### Work to be completed
Write the records out again, keeping each line exactly as it is.

### Information shown
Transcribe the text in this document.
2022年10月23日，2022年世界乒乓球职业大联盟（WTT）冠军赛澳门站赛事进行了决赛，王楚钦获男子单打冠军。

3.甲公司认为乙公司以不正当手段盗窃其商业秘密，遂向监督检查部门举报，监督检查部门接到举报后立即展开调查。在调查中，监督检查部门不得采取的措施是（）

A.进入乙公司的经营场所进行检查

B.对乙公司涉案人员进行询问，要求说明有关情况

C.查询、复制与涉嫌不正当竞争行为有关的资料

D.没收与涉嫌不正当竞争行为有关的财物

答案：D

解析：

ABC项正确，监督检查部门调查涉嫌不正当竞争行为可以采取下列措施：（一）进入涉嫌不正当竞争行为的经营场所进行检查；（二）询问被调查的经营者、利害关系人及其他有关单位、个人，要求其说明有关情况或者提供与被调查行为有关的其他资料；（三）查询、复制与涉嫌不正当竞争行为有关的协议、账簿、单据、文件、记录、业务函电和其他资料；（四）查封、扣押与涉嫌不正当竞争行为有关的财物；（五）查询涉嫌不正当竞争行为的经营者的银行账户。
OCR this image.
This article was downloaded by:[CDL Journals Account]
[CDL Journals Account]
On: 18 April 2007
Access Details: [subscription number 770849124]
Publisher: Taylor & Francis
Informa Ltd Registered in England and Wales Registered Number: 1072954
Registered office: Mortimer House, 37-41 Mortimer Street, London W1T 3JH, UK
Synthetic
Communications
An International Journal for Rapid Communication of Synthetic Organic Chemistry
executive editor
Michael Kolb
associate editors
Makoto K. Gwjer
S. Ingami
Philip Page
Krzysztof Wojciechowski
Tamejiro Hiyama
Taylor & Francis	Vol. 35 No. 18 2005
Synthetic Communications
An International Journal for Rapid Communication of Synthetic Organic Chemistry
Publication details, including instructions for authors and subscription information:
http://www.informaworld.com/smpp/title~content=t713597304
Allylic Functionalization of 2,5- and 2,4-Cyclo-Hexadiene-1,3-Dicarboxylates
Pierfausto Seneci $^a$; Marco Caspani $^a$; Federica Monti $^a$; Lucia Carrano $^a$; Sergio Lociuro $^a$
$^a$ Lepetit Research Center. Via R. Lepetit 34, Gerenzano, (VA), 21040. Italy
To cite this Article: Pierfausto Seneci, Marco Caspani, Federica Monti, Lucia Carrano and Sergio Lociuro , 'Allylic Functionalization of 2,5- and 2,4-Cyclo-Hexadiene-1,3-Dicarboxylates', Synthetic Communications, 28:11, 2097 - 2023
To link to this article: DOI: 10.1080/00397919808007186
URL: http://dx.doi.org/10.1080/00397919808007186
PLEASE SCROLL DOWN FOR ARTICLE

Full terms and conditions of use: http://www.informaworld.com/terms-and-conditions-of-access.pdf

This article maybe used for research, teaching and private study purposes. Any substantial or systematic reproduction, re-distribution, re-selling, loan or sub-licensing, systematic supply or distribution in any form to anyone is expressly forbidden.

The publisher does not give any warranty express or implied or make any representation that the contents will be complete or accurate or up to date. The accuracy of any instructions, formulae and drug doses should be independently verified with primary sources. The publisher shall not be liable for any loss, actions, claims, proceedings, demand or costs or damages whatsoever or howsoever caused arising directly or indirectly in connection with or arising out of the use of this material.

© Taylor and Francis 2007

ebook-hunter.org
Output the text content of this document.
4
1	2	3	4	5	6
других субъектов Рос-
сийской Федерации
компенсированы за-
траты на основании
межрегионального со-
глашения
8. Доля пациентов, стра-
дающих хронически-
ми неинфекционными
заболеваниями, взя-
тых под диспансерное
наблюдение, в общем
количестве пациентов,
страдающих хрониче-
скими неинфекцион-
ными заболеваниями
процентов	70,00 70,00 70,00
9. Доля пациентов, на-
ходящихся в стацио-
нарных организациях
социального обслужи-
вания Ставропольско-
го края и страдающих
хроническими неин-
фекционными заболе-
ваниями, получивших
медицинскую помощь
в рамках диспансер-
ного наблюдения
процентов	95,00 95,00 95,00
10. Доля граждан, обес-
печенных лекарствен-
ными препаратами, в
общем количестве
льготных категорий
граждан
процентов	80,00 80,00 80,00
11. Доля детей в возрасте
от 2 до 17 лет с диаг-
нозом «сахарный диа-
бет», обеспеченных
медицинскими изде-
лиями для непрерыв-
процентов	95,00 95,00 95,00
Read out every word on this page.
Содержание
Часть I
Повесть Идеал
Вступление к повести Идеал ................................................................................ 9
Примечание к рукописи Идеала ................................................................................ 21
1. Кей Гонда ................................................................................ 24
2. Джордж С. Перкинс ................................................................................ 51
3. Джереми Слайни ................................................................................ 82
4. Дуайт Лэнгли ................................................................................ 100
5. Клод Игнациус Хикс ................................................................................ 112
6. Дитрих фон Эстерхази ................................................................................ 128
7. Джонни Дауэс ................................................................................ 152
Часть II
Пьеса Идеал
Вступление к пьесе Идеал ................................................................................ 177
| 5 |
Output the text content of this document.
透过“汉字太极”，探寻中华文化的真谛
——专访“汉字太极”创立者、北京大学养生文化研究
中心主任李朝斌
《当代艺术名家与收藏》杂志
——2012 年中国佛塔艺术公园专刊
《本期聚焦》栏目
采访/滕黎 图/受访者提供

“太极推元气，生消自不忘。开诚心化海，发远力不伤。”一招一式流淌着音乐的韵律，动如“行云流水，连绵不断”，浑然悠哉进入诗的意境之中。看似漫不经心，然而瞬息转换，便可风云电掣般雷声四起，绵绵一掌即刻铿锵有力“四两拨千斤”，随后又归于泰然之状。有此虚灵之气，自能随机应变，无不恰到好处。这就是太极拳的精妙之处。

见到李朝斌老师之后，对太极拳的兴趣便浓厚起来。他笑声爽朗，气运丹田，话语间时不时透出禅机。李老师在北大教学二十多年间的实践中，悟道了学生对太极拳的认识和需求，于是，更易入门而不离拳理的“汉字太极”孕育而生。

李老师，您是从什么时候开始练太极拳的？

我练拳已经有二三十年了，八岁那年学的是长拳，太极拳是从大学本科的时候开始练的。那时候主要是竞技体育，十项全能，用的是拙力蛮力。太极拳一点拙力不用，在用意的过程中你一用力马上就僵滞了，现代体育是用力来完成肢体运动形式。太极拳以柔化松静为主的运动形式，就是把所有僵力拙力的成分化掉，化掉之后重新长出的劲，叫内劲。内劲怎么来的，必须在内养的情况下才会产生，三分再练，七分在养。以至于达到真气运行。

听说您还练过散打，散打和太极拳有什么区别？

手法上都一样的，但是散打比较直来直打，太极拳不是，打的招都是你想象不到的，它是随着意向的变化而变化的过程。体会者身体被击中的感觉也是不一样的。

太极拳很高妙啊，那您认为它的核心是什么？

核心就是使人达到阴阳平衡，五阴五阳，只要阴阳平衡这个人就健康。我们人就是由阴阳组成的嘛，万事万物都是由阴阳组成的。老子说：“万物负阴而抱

### The solution
Transcribe the text in this document.
2022年10月23日，2022年世界乒乓球职业大联盟（WTT）冠军赛澳门站赛事进行了决赛，王楚钦获男子单打冠军。

3.甲公司认为乙公司以不正当手段盗窃其商业秘密，遂向监督检查部门举报，监督检查部门接到举报后立即展开调查。在调查中，监督检查部门不得采取的措施是（）

A.进入乙公司的经营场所进行检查

B.对乙公司涉案人员进行询问，要求说明有关情况

C.查询、复制与涉嫌不正当竞争行为有关的资料

D.没收与涉嫌不正当竞争行为有关的财物

答案：D

解析：

ABC项正确，监督检查部门调查涉嫌不正当竞争行为可以采取下列措施：（一）进入涉嫌不正当竞争行为的经营场所进行检查；（二）询问被调查的经营者、利害关系人及其他有关单位、个人，要求其说明有关情况或者提供与被调查行为有关的其他资料；（三）查询、复制与涉嫌不正当竞争行为有关的协议、账簿、单据、文件、记录、业务函电和其他资料；（四）查封、扣押与涉嫌不正当竞争行为有关的财物；（五）查询涉嫌不正当竞争行为的经营者的银行账户。
OCR this image.
This article was downloaded by:[CDL Journals Account]
[CDL Journals Account]
On: 18 April 2007
Access Details: [subscription number 770849124]
Publisher: Taylor & Francis
Informa Ltd Registered in England and Wales Registered Number: 1072954
Registered office: Mortimer House, 37-41 Mortimer Street, London W1T 3JH, UK
Synthetic
Communications
An International Journal for Rapid Communication of Synthetic Organic Chemistry
executive editor
Michael Kolb
associate editors
Makoto K. Gwjer
S. Ingami
Philip Page
Krzysztof Wojciechowski
Tamejiro Hiyama
Taylor & Francis	Vol. 35 No. 18 2005
Synthetic Communications
An International Journal for Rapid Communication of Synthetic Organic Chemistry
Publication details, including instructions for authors and subscription information:
http://www.informaworld.com/smpp/title~content=t713597304
Allylic Functionalization of 2,5- and 2,4-Cyclo-Hexadiene-1,3-Dicarboxylates
Pierfausto Seneci $^a$; Marco Caspani $^a$; Federica Monti $^a$; Lucia Carrano $^a$; Sergio Lociuro $^a$
$^a$ Lepetit Research Center. Via R. Lepetit 34, Gerenzano, (VA), 21040. Italy
To cite this Article: Pierfausto Seneci, Marco Caspani, Federica Monti, Lucia Carrano and Sergio Lociuro , 'Allylic Functionalization of 2,5- and 2,4-Cyclo-Hexadiene-1,3-Dicarboxylates', Synthetic Communications, 28:11, 2097 - 2023
To link to this article: DOI: 10.1080/00397919808007186
URL: http://dx.doi.org/10.1080/00397919808007186
PLEASE SCROLL DOWN FOR ARTICLE

Full terms and conditions of use: http://www.informaworld.com/terms-and-conditions-of-access.pdf

This article maybe used for research, teaching and private study purposes. Any substantial or systematic reproduction, re-distribution, re-selling, loan or sub-licensing, systematic supply or distribution in any form to anyone is expressly forbidden.

The publisher does not give any warranty express or implied or make any representation that the contents will be complete or accurate or up to date. The accuracy of any instructions, formulae and drug doses should be independently verified with primary sources. The publisher shall not be liable for any loss, actions, claims, proceedings, demand or costs or damages whatsoever or howsoever caused arising directly or indirectly in connection with or arising out of the use of this material.

© Taylor and Francis 2007

ebook-hunter.org
Output the text content of this document.
4
1	2	3	4	5	6
других субъектов Рос-
сийской Федерации
компенсированы за-
траты на основании
межрегионального со-
глашения
8. Доля пациентов, стра-
дающих хронически-
ми неинфекционными
заболеваниями, взя-
тых под диспансерное
наблюдение, в общем
количестве пациентов,
страдающих хрониче-
скими неинфекцион-
ными заболеваниями
процентов	70,00 70,00 70,00
9. Доля пациентов, на-
ходящихся в стацио-
нарных организациях
социального обслужи-
вания Ставропольско-
го края и страдающих
хроническими неин-
фекционными заболе-
ваниями, получивших
медицинскую помощь
в рамках диспансер-
ного наблюдения
процентов	95,00 95,00 95,00
10. Доля граждан, обес-
печенных лекарствен-
ными препаратами, в
общем количестве
льготных категорий
граждан
процентов	80,00 80,00 80,00
11. Доля детей в возрасте
от 2 до 17 лет с диаг-
нозом «сахарный диа-
бет», обеспеченных
медицинскими изде-
лиями для непрерыв-
процентов	95,00 95,00 95,00
Read out every word on this page.
Содержание
Часть I
Повесть Идеал
Вступление к повести Идеал ................................................................................ 9
Примечание к рукописи Идеала ................................................................................ 21
1. Кей Гонда ................................................................................ 24
2. Джордж С. Перкинс ................................................................................ 51
3. Джереми Слайни ................................................................................ 82
4. Дуайт Лэнгли ................................................................................ 100
5. Клод Игнациус Хикс ................................................................................ 112
6. Дитрих фон Эстерхази ................................................................................ 128
7. Джонни Дауэс ................................................................................ 152
Часть II
Пьеса Идеал
Вступление к пьесе Идеал ................................................................................ 177
| 5 |
Output the text content of this document.
透过“汉字太极”，探寻中华文化的真谛
——专访“汉字太极”创立者、北京大学养生文化研究
中心主任李朝斌
《当代艺术名家与收藏》杂志
——2012 年中国佛塔艺术公园专刊
《本期聚焦》栏目
采访/滕黎 图/受访者提供

“太极推元气，生消自不忘。开诚心化海，发远力不伤。”一招一式流淌着音乐的韵律，动如“行云流水，连绵不断”，浑然悠哉进入诗的意境之中。看似漫不经心，然而瞬息转换，便可风云电掣般雷声四起，绵绵一掌即刻铿锵有力“四两拨千斤”，随后又归于泰然之状。有此虚灵之气，自能随机应变，无不恰到好处。这就是太极拳的精妙之处。

见到李朝斌老师之后，对太极拳的兴趣便浓厚起来。他笑声爽朗，气运丹田，话语间时不时透出禅机。李老师在北大教学二十多年间的实践中，悟道了学生对太极拳的认识和需求，于是，更易入门而不离拳理的“汉字太极”孕育而生。

李老师，您是从什么时候开始练太极拳的？

我练拳已经有二三十年了，八岁那年学的是长拳，太极拳是从大学本科的时候开始练的。那时候主要是竞技体育，十项全能，用的是拙力蛮力。太极拳一点拙力不用，在用意的过程中你一用力马上就僵滞了，现代体育是用力来完成肢体运动形式。太极拳以柔化松静为主的运动形式，就是把所有僵力拙力的成分化掉，化掉之后重新长出的劲，叫内劲。内劲怎么来的，必须在内养的情况下才会产生，三分再练，七分在养。以至于达到真气运行。

听说您还练过散打，散打和太极拳有什么区别？

手法上都一样的，但是散打比较直来直打，太极拳不是，打的招都是你想象不到的，它是随着意向的变化而变化的过程。体会者身体被击中的感觉也是不一样的。

太极拳很高妙啊，那您认为它的核心是什么？

核心就是使人达到阴阳平衡，五阴五阳，只要阴阳平衡这个人就健康。我们人就是由阴阳组成的嘛，万事万物都是由阴阳组成的。老子说：“万物负阴而抱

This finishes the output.